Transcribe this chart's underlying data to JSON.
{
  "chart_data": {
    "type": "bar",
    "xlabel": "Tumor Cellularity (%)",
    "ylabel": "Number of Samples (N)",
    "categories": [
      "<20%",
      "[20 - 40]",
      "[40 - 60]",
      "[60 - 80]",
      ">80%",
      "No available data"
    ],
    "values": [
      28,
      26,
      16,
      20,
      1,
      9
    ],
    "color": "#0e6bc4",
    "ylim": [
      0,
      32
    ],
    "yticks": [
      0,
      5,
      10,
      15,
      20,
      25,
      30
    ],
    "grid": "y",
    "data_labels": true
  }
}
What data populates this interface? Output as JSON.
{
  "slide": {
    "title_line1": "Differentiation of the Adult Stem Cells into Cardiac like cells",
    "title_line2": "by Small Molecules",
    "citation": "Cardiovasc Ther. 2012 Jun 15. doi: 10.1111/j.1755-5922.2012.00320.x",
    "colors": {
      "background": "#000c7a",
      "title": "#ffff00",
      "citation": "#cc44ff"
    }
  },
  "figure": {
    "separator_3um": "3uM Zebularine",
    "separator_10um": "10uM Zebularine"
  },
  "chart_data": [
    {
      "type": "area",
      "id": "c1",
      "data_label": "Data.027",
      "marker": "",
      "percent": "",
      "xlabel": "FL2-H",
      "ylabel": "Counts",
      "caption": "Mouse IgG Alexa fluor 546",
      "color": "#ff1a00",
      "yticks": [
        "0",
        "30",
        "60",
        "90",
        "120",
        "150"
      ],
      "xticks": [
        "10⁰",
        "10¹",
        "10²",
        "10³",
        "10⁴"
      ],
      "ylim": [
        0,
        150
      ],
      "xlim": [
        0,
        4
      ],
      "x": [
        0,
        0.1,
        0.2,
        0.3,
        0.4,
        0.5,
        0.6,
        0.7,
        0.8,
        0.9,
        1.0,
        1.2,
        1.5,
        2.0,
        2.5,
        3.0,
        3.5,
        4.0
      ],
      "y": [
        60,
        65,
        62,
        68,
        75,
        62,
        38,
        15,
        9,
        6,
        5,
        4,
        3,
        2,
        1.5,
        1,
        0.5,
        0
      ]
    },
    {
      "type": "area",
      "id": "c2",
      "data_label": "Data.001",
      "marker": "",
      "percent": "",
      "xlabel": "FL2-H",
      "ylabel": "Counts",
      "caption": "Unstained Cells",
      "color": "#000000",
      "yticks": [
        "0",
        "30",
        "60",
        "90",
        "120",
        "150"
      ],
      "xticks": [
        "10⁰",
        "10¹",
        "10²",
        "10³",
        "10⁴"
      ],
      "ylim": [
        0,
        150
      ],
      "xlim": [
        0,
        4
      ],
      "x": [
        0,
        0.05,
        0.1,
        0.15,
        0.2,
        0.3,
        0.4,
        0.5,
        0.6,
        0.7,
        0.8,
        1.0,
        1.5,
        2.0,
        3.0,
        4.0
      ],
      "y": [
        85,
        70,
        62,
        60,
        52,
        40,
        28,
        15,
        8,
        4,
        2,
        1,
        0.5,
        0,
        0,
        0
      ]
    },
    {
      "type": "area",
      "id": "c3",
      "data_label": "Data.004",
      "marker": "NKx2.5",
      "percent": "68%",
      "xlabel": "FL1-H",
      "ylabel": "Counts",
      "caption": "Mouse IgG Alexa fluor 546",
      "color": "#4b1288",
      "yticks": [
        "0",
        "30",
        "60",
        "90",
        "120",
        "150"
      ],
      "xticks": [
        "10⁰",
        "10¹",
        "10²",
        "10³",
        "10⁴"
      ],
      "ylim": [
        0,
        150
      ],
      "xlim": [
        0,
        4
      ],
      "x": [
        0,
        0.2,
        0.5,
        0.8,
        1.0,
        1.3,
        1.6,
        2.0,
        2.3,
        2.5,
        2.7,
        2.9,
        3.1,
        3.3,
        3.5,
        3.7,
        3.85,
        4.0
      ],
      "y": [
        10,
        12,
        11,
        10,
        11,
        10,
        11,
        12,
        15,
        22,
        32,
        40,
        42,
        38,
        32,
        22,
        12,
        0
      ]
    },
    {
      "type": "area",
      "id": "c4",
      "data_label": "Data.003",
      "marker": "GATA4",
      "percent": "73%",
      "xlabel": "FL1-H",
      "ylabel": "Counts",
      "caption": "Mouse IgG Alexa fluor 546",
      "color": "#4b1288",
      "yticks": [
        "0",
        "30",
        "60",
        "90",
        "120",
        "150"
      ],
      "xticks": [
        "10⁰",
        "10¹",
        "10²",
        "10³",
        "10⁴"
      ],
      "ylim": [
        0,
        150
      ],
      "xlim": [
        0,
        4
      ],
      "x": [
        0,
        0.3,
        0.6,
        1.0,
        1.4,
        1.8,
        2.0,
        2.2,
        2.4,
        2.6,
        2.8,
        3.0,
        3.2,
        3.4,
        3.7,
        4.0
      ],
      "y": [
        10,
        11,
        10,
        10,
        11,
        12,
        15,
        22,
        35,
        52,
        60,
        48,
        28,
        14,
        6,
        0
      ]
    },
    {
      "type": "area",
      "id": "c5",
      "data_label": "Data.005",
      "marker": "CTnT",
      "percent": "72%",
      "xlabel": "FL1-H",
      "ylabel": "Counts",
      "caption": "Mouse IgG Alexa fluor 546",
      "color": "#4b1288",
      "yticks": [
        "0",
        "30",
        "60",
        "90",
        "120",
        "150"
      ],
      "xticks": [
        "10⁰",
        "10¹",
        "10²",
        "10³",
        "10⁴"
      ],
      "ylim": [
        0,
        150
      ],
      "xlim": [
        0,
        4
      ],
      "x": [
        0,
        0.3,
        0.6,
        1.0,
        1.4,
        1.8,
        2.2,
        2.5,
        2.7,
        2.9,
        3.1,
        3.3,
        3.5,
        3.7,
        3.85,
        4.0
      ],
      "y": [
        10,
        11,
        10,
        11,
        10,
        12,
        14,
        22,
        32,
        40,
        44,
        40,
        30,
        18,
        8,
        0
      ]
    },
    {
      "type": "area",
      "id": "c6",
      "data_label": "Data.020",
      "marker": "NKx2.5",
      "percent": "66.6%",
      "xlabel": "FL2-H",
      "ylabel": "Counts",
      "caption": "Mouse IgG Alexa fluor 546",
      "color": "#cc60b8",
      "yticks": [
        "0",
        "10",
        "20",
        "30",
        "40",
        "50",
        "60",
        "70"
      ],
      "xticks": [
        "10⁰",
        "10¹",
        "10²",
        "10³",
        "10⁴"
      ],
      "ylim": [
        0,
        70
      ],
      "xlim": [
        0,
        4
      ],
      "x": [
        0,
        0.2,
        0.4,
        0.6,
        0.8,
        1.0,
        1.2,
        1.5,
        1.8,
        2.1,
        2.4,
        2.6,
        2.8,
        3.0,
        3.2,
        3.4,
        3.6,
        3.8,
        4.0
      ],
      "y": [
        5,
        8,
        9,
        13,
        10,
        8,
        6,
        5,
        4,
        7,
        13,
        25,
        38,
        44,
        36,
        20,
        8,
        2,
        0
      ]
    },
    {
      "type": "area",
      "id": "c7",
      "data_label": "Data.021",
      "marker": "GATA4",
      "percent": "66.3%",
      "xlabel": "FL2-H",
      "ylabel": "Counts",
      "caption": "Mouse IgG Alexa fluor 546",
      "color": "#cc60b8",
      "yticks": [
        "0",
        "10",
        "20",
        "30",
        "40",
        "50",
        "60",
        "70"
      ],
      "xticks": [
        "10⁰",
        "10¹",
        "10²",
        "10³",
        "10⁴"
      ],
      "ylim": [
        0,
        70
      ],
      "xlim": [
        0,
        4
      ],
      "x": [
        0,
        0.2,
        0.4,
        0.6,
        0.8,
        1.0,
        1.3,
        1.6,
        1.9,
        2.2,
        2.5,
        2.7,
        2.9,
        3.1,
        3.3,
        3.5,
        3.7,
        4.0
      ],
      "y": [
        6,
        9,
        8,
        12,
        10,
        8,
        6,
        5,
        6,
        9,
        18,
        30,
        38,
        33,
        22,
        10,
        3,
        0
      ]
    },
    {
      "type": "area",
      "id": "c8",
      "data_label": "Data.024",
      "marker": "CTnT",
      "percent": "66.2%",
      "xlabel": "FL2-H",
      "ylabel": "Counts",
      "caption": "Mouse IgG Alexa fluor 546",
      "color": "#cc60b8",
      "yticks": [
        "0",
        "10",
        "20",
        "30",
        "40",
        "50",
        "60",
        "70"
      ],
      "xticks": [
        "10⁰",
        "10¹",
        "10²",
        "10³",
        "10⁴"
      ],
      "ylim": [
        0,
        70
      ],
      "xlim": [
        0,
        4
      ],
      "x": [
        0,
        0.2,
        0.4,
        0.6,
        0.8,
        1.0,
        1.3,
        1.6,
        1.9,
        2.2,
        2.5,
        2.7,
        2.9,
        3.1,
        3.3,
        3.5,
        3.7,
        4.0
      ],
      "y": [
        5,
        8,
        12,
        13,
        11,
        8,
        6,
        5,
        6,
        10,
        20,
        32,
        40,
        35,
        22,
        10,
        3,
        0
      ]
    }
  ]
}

> **Problem**
A single number is asked for: how many lines in the entries above hold the string "citation".

> **Response**
2